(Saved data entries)
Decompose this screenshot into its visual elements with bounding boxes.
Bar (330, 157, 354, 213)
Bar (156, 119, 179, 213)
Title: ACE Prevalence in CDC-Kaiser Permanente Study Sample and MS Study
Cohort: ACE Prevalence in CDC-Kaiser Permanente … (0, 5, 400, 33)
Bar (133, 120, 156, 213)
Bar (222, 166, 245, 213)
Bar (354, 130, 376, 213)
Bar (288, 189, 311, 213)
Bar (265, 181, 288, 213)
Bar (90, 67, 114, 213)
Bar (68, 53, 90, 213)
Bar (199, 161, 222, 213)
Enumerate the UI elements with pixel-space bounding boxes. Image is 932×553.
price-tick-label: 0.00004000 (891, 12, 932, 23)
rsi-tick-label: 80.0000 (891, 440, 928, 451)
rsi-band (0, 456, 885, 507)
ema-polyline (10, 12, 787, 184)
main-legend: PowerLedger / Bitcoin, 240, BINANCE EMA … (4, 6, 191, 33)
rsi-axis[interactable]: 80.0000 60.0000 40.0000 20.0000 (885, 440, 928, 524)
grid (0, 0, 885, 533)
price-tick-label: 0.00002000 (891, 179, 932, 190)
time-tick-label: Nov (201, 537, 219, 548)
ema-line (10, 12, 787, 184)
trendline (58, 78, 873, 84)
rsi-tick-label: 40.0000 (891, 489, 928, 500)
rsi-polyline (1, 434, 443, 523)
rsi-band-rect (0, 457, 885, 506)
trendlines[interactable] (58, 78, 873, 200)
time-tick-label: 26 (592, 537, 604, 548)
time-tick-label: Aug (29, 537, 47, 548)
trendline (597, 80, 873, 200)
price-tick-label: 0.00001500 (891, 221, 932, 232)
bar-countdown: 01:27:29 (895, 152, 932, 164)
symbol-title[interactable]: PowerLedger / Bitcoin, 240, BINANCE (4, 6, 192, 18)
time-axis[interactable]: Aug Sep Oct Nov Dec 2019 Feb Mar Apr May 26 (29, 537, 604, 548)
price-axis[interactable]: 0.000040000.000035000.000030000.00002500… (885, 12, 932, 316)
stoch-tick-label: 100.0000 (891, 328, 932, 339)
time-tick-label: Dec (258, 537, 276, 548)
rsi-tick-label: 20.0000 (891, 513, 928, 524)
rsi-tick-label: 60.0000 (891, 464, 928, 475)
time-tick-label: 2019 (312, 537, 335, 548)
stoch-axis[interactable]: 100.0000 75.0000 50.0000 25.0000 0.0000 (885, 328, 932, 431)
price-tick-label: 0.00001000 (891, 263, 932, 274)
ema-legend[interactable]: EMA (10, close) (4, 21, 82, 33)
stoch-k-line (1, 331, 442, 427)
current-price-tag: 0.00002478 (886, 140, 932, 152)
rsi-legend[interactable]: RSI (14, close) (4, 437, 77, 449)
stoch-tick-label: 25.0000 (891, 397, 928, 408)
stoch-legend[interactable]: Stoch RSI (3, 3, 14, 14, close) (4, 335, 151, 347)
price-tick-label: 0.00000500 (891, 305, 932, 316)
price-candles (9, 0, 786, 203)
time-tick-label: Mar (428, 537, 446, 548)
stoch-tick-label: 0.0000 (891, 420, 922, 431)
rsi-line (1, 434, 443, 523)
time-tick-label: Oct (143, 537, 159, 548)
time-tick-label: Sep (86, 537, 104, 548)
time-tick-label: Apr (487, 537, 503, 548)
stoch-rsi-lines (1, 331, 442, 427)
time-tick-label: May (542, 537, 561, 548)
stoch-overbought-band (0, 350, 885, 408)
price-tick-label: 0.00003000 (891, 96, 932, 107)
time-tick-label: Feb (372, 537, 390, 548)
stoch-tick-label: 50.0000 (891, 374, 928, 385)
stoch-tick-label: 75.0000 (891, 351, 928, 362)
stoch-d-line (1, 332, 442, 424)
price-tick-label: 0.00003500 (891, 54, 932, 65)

WHAT TO DO
Retype every line of the listing above without any changes.

THE RESPONSE
Decompose this screenshot into its visual elements with bounding boxes.
Bar (330, 157, 354, 213)
Bar (156, 119, 179, 213)
Title: ACE Prevalence in CDC-Kaiser Permanente Study Sample and MS Study
Cohort: ACE Prevalence in CDC-Kaiser Permanente … (0, 5, 400, 33)
Bar (133, 120, 156, 213)
Bar (222, 166, 245, 213)
Bar (354, 130, 376, 213)
Bar (288, 189, 311, 213)
Bar (265, 181, 288, 213)
Bar (90, 67, 114, 213)
Bar (68, 53, 90, 213)
Bar (199, 161, 222, 213)
Enumerate the UI elements with pixel-space bounding boxes. Image is 932×553.
price-tick-label: 0.00004000 (891, 12, 932, 23)
rsi-tick-label: 80.0000 (891, 440, 928, 451)
rsi-band (0, 456, 885, 507)
ema-polyline (10, 12, 787, 184)
main-legend: PowerLedger / Bitcoin, 240, BINANCE EMA … (4, 6, 191, 33)
rsi-axis[interactable]: 80.0000 60.0000 40.0000 20.0000 (885, 440, 928, 524)
grid (0, 0, 885, 533)
price-tick-label: 0.00002000 (891, 179, 932, 190)
time-tick-label: Nov (201, 537, 219, 548)
ema-line (10, 12, 787, 184)
trendline (58, 78, 873, 84)
rsi-tick-label: 40.0000 (891, 489, 928, 500)
rsi-polyline (1, 434, 443, 523)
rsi-band-rect (0, 457, 885, 506)
trendlines[interactable] (58, 78, 873, 200)
time-tick-label: 26 (592, 537, 604, 548)
time-tick-label: Aug (29, 537, 47, 548)
trendline (597, 80, 873, 200)
price-tick-label: 0.00001500 (891, 221, 932, 232)
bar-countdown: 01:27:29 (895, 152, 932, 164)
symbol-title[interactable]: PowerLedger / Bitcoin, 240, BINANCE (4, 6, 192, 18)
time-axis[interactable]: Aug Sep Oct Nov Dec 2019 Feb Mar Apr May 26 (29, 537, 604, 548)
price-axis[interactable]: 0.000040000.000035000.000030000.00002500… (885, 12, 932, 316)
stoch-tick-label: 100.0000 (891, 328, 932, 339)
time-tick-label: Dec (258, 537, 276, 548)
rsi-tick-label: 20.0000 (891, 513, 928, 524)
rsi-tick-label: 60.0000 (891, 464, 928, 475)
time-tick-label: 2019 (312, 537, 335, 548)
stoch-axis[interactable]: 100.0000 75.0000 50.0000 25.0000 0.0000 (885, 328, 932, 431)
price-tick-label: 0.00001000 (891, 263, 932, 274)
ema-legend[interactable]: EMA (10, close) (4, 21, 82, 33)
stoch-k-line (1, 331, 442, 427)
current-price-tag: 0.00002478 (886, 140, 932, 152)
rsi-legend[interactable]: RSI (14, close) (4, 437, 77, 449)
stoch-tick-label: 25.0000 (891, 397, 928, 408)
stoch-legend[interactable]: Stoch RSI (3, 3, 14, 14, close) (4, 335, 151, 347)
price-tick-label: 0.00000500 (891, 305, 932, 316)
price-candles (9, 0, 786, 203)
time-tick-label: Mar (428, 537, 446, 548)
stoch-tick-label: 0.0000 (891, 420, 922, 431)
rsi-line (1, 434, 443, 523)
time-tick-label: Oct (143, 537, 159, 548)
time-tick-label: Sep (86, 537, 104, 548)
time-tick-label: Apr (487, 537, 503, 548)
stoch-rsi-lines (1, 331, 442, 427)
time-tick-label: May (542, 537, 561, 548)
stoch-overbought-band (0, 350, 885, 408)
price-tick-label: 0.00003000 (891, 96, 932, 107)
time-tick-label: Feb (372, 537, 390, 548)
stoch-tick-label: 50.0000 (891, 374, 928, 385)
stoch-tick-label: 75.0000 (891, 351, 928, 362)
stoch-d-line (1, 332, 442, 424)
price-tick-label: 0.00003500 (891, 54, 932, 65)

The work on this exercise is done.